▶ Record extracts:

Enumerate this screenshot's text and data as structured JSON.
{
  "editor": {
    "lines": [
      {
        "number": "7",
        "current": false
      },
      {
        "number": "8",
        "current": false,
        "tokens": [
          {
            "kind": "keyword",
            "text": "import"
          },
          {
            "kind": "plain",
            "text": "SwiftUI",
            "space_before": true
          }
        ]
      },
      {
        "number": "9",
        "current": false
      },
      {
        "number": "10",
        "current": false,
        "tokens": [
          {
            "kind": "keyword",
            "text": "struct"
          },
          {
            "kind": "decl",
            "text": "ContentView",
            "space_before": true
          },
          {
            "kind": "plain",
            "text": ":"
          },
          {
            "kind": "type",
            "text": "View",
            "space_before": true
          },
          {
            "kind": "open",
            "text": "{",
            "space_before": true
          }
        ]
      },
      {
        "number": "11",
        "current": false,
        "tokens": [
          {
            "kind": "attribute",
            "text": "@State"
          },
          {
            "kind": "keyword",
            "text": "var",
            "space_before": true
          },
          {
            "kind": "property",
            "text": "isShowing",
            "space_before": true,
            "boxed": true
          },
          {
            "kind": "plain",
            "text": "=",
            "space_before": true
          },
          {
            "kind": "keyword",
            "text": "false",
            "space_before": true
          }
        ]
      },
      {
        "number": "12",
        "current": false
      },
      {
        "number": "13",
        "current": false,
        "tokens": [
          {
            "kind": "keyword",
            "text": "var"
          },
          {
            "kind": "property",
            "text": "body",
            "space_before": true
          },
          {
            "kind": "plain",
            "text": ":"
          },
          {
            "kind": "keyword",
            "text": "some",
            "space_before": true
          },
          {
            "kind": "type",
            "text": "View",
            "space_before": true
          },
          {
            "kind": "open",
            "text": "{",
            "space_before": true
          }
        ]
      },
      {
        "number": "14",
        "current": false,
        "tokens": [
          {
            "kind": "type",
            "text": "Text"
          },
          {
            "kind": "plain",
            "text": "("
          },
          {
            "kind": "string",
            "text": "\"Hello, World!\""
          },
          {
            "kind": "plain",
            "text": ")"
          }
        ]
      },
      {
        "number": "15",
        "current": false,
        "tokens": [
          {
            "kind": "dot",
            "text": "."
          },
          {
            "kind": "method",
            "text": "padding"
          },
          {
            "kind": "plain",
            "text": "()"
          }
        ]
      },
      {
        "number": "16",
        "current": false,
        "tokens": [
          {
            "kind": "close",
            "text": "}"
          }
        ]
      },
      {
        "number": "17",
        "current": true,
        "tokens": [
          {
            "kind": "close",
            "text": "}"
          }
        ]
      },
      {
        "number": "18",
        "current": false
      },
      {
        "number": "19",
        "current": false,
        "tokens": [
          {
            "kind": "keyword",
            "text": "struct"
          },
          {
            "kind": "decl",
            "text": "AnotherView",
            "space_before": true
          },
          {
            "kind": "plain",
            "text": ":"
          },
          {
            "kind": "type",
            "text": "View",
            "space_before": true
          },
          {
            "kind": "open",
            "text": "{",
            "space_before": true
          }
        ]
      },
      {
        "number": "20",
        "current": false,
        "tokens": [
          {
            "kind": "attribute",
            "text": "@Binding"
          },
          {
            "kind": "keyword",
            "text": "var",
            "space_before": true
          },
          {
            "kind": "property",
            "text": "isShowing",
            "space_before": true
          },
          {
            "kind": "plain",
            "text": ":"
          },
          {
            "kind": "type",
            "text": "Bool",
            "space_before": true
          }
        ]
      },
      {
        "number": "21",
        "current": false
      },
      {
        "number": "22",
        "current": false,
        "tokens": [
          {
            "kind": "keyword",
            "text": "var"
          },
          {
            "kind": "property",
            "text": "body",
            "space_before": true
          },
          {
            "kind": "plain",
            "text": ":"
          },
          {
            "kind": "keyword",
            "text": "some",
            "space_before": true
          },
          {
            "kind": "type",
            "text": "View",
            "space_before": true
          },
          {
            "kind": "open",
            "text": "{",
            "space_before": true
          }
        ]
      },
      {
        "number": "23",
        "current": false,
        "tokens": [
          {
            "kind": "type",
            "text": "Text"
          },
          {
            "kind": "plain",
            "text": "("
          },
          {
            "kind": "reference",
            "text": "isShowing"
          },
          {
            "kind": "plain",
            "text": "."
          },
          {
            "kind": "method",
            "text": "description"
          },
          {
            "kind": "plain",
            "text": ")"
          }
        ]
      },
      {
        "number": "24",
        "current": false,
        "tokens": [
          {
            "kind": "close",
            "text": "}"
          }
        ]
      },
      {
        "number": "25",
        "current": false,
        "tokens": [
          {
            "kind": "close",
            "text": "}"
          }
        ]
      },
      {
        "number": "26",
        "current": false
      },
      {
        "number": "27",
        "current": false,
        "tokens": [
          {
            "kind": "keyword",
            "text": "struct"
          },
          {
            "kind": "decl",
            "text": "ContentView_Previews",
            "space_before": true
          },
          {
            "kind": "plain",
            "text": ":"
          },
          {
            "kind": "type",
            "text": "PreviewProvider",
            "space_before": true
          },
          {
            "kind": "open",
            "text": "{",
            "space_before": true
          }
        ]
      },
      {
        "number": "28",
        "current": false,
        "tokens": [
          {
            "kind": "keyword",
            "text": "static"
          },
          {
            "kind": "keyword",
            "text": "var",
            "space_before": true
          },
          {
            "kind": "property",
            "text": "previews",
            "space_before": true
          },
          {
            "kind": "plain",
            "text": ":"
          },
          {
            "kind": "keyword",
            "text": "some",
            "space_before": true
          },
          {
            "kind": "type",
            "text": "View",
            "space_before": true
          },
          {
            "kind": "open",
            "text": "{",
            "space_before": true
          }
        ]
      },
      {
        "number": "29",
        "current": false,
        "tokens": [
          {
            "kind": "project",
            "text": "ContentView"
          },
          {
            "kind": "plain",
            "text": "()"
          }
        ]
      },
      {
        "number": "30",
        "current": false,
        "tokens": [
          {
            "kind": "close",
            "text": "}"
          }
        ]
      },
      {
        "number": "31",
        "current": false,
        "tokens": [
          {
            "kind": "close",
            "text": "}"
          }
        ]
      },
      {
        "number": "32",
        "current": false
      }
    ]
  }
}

▶ Task statement:
Type the material above out again, exactly.

▶ Exercise solution:
Enumerate this screenshot's text and data as structured JSON.
{
  "editor": {
    "lines": [
      {
        "number": "7",
        "current": false
      },
      {
        "number": "8",
        "current": false,
        "tokens": [
          {
            "kind": "keyword",
            "text": "import"
          },
          {
            "kind": "plain",
            "text": "SwiftUI",
            "space_before": true
          }
        ]
      },
      {
        "number": "9",
        "current": false
      },
      {
        "number": "10",
        "current": false,
        "tokens": [
          {
            "kind": "keyword",
            "text": "struct"
          },
          {
            "kind": "decl",
            "text": "ContentView",
            "space_before": true
          },
          {
            "kind": "plain",
            "text": ":"
          },
          {
            "kind": "type",
            "text": "View",
            "space_before": true
          },
          {
            "kind": "open",
            "text": "{",
            "space_before": true
          }
        ]
      },
      {
        "number": "11",
        "current": false,
        "tokens": [
          {
            "kind": "attribute",
            "text": "@State"
          },
          {
            "kind": "keyword",
            "text": "var",
            "space_before": true
          },
          {
            "kind": "property",
            "text": "isShowing",
            "space_before": true,
            "boxed": true
          },
          {
            "kind": "plain",
            "text": "=",
            "space_before": true
          },
          {
            "kind": "keyword",
            "text": "false",
            "space_before": true
          }
        ]
      },
      {
        "number": "12",
        "current": false
      },
      {
        "number": "13",
        "current": false,
        "tokens": [
          {
            "kind": "keyword",
            "text": "var"
          },
          {
            "kind": "property",
            "text": "body",
            "space_before": true
          },
          {
            "kind": "plain",
            "text": ":"
          },
          {
            "kind": "keyword",
            "text": "some",
            "space_before": true
          },
          {
            "kind": "type",
            "text": "View",
            "space_before": true
          },
          {
            "kind": "open",
            "text": "{",
            "space_before": true
          }
        ]
      },
      {
        "number": "14",
        "current": false,
        "tokens": [
          {
            "kind": "type",
            "text": "Text"
          },
          {
            "kind": "plain",
            "text": "("
          },
          {
            "kind": "string",
            "text": "\"Hello, World!\""
          },
          {
            "kind": "plain",
            "text": ")"
          }
        ]
      },
      {
        "number": "15",
        "current": false,
        "tokens": [
          {
            "kind": "dot",
            "text": "."
          },
          {
            "kind": "method",
            "text": "padding"
          },
          {
            "kind": "plain",
            "text": "()"
          }
        ]
      },
      {
        "number": "16",
        "current": false,
        "tokens": [
          {
            "kind": "close",
            "text": "}"
          }
        ]
      },
      {
        "number": "17",
        "current": true,
        "tokens": [
          {
            "kind": "close",
            "text": "}"
          }
        ]
      },
      {
        "number": "18",
        "current": false
      },
      {
        "number": "19",
        "current": false,
        "tokens": [
          {
            "kind": "keyword",
            "text": "struct"
          },
          {
            "kind": "decl",
            "text": "AnotherView",
            "space_before": true
          },
          {
            "kind": "plain",
            "text": ":"
          },
          {
            "kind": "type",
            "text": "View",
            "space_before": true
          },
          {
            "kind": "open",
            "text": "{",
            "space_before": true
          }
        ]
      },
      {
        "number": "20",
        "current": false,
        "tokens": [
          {
            "kind": "attribute",
            "text": "@Binding"
          },
          {
            "kind": "keyword",
            "text": "var",
            "space_before": true
          },
          {
            "kind": "property",
            "text": "isShowing",
            "space_before": true
          },
          {
            "kind": "plain",
            "text": ":"
          },
          {
            "kind": "type",
            "text": "Bool",
            "space_before": true
          }
        ]
      },
      {
        "number": "21",
        "current": false
      },
      {
        "number": "22",
        "current": false,
        "tokens": [
          {
            "kind": "keyword",
            "text": "var"
          },
          {
            "kind": "property",
            "text": "body",
            "space_before": true
          },
          {
            "kind": "plain",
            "text": ":"
          },
          {
            "kind": "keyword",
            "text": "some",
            "space_before": true
          },
          {
            "kind": "type",
            "text": "View",
            "space_before": true
          },
          {
            "kind": "open",
            "text": "{",
            "space_before": true
          }
        ]
      },
      {
        "number": "23",
        "current": false,
        "tokens": [
          {
            "kind": "type",
            "text": "Text"
          },
          {
            "kind": "plain",
            "text": "("
          },
          {
            "kind": "reference",
            "text": "isShowing"
          },
          {
            "kind": "plain",
            "text": "."
          },
          {
            "kind": "method",
            "text": "description"
          },
          {
            "kind": "plain",
            "text": ")"
          }
        ]
      },
      {
        "number": "24",
        "current": false,
        "tokens": [
          {
            "kind": "close",
            "text": "}"
          }
        ]
      },
      {
        "number": "25",
        "current": false,
        "tokens": [
          {
            "kind": "close",
            "text": "}"
          }
        ]
      },
      {
        "number": "26",
        "current": false
      },
      {
        "number": "27",
        "current": false,
        "tokens": [
          {
            "kind": "keyword",
            "text": "struct"
          },
          {
            "kind": "decl",
            "text": "ContentView_Previews",
            "space_before": true
          },
          {
            "kind": "plain",
            "text": ":"
          },
          {
            "kind": "type",
            "text": "PreviewProvider",
            "space_before": true
          },
          {
            "kind": "open",
            "text": "{",
            "space_before": true
          }
        ]
      },
      {
        "number": "28",
        "current": false,
        "tokens": [
          {
            "kind": "keyword",
            "text": "static"
          },
          {
            "kind": "keyword",
            "text": "var",
            "space_before": true
          },
          {
            "kind": "property",
            "text": "previews",
            "space_before": true
          },
          {
            "kind": "plain",
            "text": ":"
          },
          {
            "kind": "keyword",
            "text": "some",
            "space_before": true
          },
          {
            "kind": "type",
            "text": "View",
            "space_before": true
          },
          {
            "kind": "open",
            "text": "{",
            "space_before": true
          }
        ]
      },
      {
        "number": "29",
        "current": false,
        "tokens": [
          {
            "kind": "project",
            "text": "ContentView"
          },
          {
            "kind": "plain",
            "text": "()"
          }
        ]
      },
      {
        "number": "30",
        "current": false,
        "tokens": [
          {
            "kind": "close",
            "text": "}"
          }
        ]
      },
      {
        "number": "31",
        "current": false,
        "tokens": [
          {
            "kind": "close",
            "text": "}"
          }
        ]
      },
      {
        "number": "32",
        "current": false
      }
    ]
  }
}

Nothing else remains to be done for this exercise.